▸ **Material provided**:
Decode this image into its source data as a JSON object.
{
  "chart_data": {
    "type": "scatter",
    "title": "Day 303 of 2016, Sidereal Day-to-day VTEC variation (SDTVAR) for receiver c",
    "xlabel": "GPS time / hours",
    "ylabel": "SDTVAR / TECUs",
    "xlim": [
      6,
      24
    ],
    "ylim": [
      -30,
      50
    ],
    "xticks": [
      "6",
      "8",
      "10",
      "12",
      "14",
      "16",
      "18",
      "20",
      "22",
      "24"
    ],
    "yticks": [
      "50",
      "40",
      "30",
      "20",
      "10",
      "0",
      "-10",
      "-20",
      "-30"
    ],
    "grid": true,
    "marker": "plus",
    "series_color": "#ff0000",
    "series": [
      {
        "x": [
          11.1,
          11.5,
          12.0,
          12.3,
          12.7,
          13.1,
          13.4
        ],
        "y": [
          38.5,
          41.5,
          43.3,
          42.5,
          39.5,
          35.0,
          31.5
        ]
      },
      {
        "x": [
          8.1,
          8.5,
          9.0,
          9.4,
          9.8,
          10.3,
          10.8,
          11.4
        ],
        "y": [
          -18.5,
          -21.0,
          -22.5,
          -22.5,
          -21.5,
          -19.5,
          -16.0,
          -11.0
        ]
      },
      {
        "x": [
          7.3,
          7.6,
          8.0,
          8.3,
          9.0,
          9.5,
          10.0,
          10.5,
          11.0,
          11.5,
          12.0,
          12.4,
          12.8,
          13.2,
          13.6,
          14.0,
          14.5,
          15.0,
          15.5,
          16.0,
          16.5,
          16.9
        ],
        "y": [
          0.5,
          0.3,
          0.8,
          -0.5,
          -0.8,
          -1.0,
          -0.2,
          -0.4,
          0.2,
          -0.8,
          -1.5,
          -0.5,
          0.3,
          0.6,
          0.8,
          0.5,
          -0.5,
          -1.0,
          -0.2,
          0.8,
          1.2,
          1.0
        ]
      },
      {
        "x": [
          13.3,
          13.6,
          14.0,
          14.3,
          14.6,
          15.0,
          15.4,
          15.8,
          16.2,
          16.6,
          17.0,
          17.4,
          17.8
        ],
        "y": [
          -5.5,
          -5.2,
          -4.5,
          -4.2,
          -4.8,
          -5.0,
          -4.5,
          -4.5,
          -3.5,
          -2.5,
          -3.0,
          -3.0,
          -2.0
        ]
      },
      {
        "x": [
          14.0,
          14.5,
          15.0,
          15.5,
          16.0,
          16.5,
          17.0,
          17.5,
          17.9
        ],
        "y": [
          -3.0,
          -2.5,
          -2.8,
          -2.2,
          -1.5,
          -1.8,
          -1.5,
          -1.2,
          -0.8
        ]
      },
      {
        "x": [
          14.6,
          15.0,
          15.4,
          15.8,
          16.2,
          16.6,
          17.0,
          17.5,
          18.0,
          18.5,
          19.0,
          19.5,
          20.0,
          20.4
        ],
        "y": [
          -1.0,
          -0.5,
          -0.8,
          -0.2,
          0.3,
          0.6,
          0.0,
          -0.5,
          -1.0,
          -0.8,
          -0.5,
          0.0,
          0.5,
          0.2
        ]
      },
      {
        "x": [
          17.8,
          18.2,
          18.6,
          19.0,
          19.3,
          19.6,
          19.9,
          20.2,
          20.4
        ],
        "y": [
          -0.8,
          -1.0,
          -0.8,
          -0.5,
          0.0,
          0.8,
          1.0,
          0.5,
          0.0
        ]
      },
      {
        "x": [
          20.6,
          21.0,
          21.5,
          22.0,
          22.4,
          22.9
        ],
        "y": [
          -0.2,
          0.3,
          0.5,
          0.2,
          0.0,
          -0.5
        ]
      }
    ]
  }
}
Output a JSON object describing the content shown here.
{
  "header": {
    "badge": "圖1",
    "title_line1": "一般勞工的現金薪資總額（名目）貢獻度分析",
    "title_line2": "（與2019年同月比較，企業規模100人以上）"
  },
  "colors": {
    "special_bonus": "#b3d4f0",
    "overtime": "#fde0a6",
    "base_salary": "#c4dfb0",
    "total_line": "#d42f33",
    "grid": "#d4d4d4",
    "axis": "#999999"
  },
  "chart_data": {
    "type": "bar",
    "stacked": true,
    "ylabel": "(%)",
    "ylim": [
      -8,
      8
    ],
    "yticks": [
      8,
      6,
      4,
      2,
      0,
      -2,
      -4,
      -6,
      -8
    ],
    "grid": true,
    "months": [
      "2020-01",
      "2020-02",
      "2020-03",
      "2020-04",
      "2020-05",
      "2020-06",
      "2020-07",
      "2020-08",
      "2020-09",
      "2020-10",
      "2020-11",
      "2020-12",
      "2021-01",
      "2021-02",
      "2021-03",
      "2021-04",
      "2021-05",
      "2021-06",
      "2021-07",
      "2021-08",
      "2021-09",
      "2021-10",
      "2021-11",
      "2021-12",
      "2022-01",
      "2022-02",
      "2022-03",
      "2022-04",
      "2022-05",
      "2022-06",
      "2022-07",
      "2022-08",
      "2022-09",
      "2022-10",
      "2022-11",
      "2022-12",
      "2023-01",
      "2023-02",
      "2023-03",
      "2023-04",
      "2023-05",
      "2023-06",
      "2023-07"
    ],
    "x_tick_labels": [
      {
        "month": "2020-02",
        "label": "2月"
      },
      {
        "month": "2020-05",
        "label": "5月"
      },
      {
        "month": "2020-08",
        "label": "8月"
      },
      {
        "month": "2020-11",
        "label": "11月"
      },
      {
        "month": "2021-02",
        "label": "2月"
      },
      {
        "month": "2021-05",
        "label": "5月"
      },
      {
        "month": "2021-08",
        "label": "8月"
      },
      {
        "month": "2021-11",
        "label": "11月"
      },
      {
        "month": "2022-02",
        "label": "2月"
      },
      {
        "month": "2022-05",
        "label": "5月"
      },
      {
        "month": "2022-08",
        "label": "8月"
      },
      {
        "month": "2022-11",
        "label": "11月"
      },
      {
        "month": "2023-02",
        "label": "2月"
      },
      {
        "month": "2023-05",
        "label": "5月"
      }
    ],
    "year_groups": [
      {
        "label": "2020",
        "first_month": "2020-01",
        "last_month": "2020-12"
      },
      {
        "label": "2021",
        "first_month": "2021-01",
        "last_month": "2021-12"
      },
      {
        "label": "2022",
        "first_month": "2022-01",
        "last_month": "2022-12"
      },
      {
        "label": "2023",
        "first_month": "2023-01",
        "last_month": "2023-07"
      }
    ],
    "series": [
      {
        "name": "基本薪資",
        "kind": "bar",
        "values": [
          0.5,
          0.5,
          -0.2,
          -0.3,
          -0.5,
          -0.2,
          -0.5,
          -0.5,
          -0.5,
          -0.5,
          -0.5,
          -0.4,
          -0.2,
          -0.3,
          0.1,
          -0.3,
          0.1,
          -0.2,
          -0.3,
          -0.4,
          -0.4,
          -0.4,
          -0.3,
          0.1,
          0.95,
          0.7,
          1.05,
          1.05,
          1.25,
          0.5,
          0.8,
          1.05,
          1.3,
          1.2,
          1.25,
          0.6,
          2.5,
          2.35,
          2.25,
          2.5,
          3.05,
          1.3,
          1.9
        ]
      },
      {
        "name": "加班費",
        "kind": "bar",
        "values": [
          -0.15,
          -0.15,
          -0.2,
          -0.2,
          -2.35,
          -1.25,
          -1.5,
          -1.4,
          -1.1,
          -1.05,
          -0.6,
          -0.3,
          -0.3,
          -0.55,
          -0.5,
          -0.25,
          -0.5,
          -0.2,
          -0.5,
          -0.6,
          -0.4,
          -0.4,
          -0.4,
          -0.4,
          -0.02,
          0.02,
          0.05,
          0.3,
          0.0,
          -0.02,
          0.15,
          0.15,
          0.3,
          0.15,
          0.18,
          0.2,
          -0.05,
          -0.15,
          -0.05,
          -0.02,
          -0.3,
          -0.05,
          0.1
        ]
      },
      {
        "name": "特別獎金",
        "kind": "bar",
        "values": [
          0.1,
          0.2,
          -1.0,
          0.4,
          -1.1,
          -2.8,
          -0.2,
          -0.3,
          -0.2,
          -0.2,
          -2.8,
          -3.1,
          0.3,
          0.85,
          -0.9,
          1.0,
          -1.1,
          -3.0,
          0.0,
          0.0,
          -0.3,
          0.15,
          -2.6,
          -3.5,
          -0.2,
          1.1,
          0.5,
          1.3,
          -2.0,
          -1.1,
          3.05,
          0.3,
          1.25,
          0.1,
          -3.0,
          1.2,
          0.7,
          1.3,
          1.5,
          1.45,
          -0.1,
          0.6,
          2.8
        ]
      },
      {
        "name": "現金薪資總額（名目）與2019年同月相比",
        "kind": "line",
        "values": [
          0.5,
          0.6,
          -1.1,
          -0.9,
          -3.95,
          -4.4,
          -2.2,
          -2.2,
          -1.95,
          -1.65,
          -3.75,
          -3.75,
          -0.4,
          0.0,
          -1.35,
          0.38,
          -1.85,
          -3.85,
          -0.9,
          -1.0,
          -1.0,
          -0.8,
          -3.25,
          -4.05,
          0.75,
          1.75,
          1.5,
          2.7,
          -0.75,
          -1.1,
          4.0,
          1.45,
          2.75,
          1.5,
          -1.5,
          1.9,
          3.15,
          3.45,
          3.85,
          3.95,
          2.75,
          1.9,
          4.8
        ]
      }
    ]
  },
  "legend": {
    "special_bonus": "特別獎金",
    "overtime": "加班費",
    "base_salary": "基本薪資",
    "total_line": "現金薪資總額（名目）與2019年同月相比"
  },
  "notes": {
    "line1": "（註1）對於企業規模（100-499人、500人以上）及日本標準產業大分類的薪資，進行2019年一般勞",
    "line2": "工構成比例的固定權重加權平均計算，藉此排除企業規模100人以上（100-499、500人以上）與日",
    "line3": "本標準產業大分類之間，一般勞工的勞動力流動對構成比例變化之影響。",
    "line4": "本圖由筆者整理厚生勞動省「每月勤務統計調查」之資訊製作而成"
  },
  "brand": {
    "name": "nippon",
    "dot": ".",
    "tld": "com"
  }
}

▸ **What is required**: Every line that holds the word "name" should be extracted.

▸ **Result of this task**:
        "name": "基本薪資",
        "name": "加班費",
        "name": "特別獎金",
        "name": "現金薪資總額（名目）與2019年同月相比",
    "name": "nippon",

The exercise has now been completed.